### TASK TO CARRY OUT
Wherever the word "antenna" shows up in a line, please copy that line.

### THE INPUT
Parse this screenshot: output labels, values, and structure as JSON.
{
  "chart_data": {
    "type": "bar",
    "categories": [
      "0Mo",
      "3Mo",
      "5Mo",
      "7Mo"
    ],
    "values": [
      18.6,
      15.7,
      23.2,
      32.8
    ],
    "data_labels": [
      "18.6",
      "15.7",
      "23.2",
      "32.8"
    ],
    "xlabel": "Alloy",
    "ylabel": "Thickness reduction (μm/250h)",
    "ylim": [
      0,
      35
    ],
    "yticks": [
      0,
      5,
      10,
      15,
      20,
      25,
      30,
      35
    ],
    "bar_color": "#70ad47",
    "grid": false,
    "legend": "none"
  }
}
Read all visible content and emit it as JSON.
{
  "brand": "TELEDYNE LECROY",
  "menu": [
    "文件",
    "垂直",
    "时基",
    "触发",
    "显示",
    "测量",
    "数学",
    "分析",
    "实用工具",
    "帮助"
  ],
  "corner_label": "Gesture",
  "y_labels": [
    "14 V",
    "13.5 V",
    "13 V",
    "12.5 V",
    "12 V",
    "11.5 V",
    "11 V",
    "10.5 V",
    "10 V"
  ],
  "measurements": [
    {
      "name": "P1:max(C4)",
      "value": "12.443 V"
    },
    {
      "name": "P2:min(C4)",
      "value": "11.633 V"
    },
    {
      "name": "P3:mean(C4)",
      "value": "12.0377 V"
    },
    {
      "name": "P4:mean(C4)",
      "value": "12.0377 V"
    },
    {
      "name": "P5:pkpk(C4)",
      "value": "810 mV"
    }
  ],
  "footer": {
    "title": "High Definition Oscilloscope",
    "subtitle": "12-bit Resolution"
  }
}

...

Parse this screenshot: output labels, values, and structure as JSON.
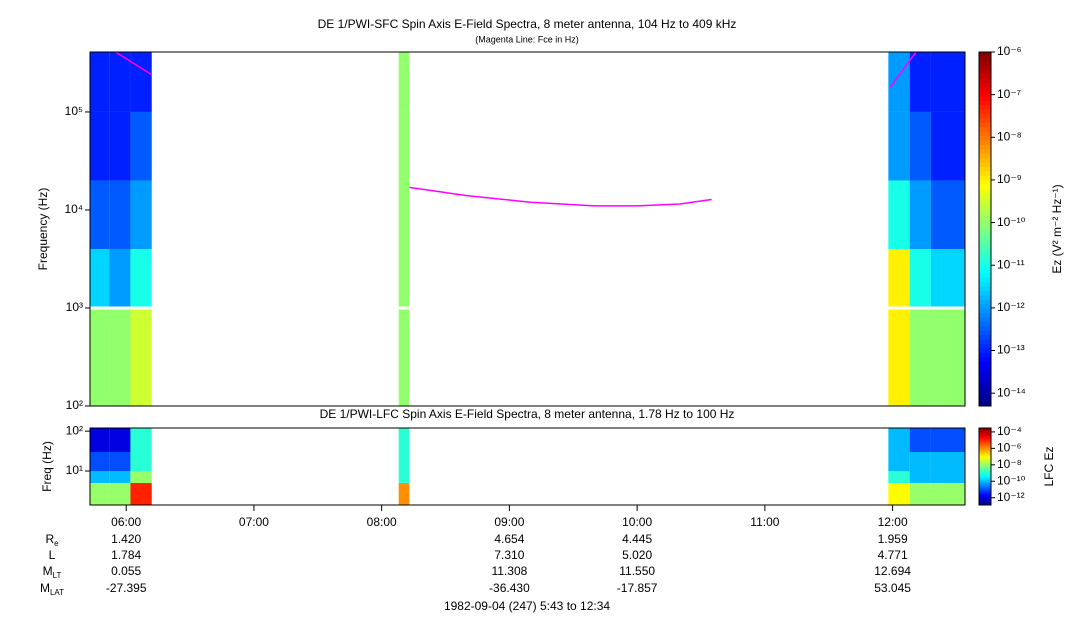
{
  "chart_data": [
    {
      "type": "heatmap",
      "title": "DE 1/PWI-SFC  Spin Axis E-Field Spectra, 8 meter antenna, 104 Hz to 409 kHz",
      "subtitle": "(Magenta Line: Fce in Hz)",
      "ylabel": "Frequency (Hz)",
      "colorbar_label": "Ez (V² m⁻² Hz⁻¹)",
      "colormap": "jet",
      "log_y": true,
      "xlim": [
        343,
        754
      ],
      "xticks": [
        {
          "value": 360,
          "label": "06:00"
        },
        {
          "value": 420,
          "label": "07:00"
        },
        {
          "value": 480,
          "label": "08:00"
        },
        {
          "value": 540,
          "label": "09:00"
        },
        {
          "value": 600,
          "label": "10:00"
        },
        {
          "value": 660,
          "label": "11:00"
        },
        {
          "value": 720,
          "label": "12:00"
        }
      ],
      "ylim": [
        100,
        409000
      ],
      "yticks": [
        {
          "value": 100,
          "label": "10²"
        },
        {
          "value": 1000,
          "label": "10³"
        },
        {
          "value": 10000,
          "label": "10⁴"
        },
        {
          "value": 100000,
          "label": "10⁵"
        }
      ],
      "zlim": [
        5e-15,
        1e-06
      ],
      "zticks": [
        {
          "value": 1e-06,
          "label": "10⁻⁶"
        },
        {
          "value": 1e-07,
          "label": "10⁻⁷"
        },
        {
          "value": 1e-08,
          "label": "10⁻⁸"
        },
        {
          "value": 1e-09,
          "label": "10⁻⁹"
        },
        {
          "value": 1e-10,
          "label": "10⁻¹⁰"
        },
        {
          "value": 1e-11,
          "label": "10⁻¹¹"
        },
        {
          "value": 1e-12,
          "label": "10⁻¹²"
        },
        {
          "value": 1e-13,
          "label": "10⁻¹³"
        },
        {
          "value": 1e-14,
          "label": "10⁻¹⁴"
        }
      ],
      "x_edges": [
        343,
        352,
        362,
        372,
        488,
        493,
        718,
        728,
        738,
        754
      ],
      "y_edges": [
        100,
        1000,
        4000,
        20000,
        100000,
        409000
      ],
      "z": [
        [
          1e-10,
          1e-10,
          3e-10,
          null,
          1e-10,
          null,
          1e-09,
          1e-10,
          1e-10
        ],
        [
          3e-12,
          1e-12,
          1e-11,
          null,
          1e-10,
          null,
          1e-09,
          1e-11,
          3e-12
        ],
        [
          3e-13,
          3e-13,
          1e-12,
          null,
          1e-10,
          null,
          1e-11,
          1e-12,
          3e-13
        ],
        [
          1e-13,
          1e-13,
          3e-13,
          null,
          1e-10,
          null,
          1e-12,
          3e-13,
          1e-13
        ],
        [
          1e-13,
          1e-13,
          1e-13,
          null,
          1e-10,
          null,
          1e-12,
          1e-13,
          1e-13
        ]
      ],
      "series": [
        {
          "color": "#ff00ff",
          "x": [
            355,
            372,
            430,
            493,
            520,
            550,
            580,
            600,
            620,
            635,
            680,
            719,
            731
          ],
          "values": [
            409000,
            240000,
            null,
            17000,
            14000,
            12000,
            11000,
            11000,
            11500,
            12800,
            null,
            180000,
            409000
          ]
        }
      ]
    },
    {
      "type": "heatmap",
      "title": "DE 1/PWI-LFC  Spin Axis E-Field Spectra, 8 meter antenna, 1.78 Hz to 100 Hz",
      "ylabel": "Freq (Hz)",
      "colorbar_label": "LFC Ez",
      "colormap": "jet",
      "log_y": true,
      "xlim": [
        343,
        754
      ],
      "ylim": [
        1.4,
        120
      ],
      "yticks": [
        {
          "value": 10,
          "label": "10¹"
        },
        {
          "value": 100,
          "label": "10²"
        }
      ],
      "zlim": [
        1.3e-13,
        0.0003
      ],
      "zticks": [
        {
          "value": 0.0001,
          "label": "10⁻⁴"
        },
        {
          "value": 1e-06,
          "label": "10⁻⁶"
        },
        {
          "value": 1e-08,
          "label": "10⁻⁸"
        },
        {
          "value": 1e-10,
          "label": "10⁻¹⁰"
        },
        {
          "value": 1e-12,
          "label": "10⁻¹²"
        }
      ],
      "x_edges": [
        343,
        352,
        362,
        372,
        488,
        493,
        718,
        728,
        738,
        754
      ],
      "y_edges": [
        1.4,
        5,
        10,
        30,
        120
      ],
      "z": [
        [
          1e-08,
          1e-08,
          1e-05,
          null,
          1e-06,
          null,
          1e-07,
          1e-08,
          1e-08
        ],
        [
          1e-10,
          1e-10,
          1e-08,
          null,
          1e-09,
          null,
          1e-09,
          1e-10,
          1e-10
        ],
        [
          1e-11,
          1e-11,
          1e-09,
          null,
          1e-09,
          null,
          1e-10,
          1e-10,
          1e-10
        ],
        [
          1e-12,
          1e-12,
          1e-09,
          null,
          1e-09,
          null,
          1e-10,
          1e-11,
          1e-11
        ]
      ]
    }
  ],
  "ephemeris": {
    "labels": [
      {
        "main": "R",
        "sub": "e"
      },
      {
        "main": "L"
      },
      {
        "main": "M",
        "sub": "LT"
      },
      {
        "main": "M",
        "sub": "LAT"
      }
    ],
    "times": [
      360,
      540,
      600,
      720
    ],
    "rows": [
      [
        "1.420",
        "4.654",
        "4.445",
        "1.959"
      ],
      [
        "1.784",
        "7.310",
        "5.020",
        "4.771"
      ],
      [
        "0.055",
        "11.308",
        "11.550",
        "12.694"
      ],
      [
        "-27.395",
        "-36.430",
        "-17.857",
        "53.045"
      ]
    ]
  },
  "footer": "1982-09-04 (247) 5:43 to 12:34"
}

### SOLUTION
      "title": "DE 1/PWI-SFC  Spin Axis E-Field Spectra, 8 meter antenna, 104 Hz to 409 kHz",
      "title": "DE 1/PWI-LFC  Spin Axis E-Field Spectra, 8 meter antenna, 1.78 Hz to 100 Hz",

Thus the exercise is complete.